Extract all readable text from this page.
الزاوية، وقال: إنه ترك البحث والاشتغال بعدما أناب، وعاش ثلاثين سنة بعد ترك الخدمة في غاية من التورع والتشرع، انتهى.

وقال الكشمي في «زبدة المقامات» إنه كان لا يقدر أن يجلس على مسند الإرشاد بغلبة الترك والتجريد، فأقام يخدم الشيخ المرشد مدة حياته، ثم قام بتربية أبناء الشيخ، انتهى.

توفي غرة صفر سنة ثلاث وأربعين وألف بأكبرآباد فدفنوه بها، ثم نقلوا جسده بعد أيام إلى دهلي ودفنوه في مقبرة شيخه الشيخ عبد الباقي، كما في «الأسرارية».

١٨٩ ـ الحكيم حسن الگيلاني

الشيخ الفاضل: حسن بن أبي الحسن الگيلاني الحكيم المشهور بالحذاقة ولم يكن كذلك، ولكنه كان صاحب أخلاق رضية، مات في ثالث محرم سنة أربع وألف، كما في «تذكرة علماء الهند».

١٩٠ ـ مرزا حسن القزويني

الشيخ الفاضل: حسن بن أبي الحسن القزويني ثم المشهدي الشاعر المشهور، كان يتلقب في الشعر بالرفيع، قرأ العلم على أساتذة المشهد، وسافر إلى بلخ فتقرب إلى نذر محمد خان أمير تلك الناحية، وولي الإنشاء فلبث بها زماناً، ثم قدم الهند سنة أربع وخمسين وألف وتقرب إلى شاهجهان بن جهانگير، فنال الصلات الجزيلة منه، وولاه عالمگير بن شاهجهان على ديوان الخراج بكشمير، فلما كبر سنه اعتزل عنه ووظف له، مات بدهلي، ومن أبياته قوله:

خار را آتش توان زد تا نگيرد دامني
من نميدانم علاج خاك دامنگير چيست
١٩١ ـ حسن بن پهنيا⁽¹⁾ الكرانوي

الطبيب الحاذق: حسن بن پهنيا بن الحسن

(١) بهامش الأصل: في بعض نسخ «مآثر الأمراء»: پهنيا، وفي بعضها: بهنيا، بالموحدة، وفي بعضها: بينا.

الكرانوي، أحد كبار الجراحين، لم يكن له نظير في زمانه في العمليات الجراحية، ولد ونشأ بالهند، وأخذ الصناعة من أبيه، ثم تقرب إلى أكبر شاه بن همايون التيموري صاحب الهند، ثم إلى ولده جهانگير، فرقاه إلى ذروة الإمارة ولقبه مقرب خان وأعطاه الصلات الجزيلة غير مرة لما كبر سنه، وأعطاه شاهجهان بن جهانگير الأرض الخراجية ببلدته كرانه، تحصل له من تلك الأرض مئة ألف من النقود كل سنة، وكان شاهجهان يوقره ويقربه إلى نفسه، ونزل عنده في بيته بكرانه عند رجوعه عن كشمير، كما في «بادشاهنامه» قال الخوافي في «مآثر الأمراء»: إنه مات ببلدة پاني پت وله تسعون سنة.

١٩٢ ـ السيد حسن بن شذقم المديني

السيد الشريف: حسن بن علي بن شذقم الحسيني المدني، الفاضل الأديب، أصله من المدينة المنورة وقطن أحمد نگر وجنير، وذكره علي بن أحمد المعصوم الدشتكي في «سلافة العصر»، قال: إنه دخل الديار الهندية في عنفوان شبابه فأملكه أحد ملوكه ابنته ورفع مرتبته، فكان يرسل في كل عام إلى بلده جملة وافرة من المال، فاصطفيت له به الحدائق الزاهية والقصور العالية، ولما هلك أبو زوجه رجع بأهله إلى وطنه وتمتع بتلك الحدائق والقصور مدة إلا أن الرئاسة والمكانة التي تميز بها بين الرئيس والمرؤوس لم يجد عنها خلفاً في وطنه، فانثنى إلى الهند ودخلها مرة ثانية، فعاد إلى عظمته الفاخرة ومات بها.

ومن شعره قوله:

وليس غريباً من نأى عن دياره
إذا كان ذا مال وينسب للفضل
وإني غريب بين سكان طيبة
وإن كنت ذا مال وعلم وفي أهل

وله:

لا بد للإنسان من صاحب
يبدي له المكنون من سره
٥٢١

++++++++++++++++++++

Exercise objective
The records above must be output exactly, in full.

Response to this exercise
Extract all readable text from this page.
الزاوية، وقال: إنه ترك البحث والاشتغال بعدما أناب، وعاش ثلاثين سنة بعد ترك الخدمة في غاية من التورع والتشرع، انتهى.

وقال الكشمي في «زبدة المقامات» إنه كان لا يقدر أن يجلس على مسند الإرشاد بغلبة الترك والتجريد، فأقام يخدم الشيخ المرشد مدة حياته، ثم قام بتربية أبناء الشيخ، انتهى.

توفي غرة صفر سنة ثلاث وأربعين وألف بأكبرآباد فدفنوه بها، ثم نقلوا جسده بعد أيام إلى دهلي ودفنوه في مقبرة شيخه الشيخ عبد الباقي، كما في «الأسرارية».

١٨٩ ـ الحكيم حسن الگيلاني

الشيخ الفاضل: حسن بن أبي الحسن الگيلاني الحكيم المشهور بالحذاقة ولم يكن كذلك، ولكنه كان صاحب أخلاق رضية، مات في ثالث محرم سنة أربع وألف، كما في «تذكرة علماء الهند».

١٩٠ ـ مرزا حسن القزويني

الشيخ الفاضل: حسن بن أبي الحسن القزويني ثم المشهدي الشاعر المشهور، كان يتلقب في الشعر بالرفيع، قرأ العلم على أساتذة المشهد، وسافر إلى بلخ فتقرب إلى نذر محمد خان أمير تلك الناحية، وولي الإنشاء فلبث بها زماناً، ثم قدم الهند سنة أربع وخمسين وألف وتقرب إلى شاهجهان بن جهانگير، فنال الصلات الجزيلة منه، وولاه عالمگير بن شاهجهان على ديوان الخراج بكشمير، فلما كبر سنه اعتزل عنه ووظف له، مات بدهلي، ومن أبياته قوله:

خار را آتش توان زد تا نگيرد دامني
من نميدانم علاج خاك دامنگير چيست
١٩١ ـ حسن بن پهنيا⁽¹⁾ الكرانوي

الطبيب الحاذق: حسن بن پهنيا بن الحسن

(١) بهامش الأصل: في بعض نسخ «مآثر الأمراء»: پهنيا، وفي بعضها: بهنيا، بالموحدة، وفي بعضها: بينا.

الكرانوي، أحد كبار الجراحين، لم يكن له نظير في زمانه في العمليات الجراحية، ولد ونشأ بالهند، وأخذ الصناعة من أبيه، ثم تقرب إلى أكبر شاه بن همايون التيموري صاحب الهند، ثم إلى ولده جهانگير، فرقاه إلى ذروة الإمارة ولقبه مقرب خان وأعطاه الصلات الجزيلة غير مرة لما كبر سنه، وأعطاه شاهجهان بن جهانگير الأرض الخراجية ببلدته كرانه، تحصل له من تلك الأرض مئة ألف من النقود كل سنة، وكان شاهجهان يوقره ويقربه إلى نفسه، ونزل عنده في بيته بكرانه عند رجوعه عن كشمير، كما في «بادشاهنامه» قال الخوافي في «مآثر الأمراء»: إنه مات ببلدة پاني پت وله تسعون سنة.

١٩٢ ـ السيد حسن بن شذقم المديني

السيد الشريف: حسن بن علي بن شذقم الحسيني المدني، الفاضل الأديب، أصله من المدينة المنورة وقطن أحمد نگر وجنير، وذكره علي بن أحمد المعصوم الدشتكي في «سلافة العصر»، قال: إنه دخل الديار الهندية في عنفوان شبابه فأملكه أحد ملوكه ابنته ورفع مرتبته، فكان يرسل في كل عام إلى بلده جملة وافرة من المال، فاصطفيت له به الحدائق الزاهية والقصور العالية، ولما هلك أبو زوجه رجع بأهله إلى وطنه وتمتع بتلك الحدائق والقصور مدة إلا أن الرئاسة والمكانة التي تميز بها بين الرئيس والمرؤوس لم يجد عنها خلفاً في وطنه، فانثنى إلى الهند ودخلها مرة ثانية، فعاد إلى عظمته الفاخرة ومات بها.

ومن شعره قوله:

وليس غريباً من نأى عن دياره
إذا كان ذا مال وينسب للفضل
وإني غريب بين سكان طيبة
وإن كنت ذا مال وعلم وفي أهل

وله:

لا بد للإنسان من صاحب
يبدي له المكنون من سره
٥٢١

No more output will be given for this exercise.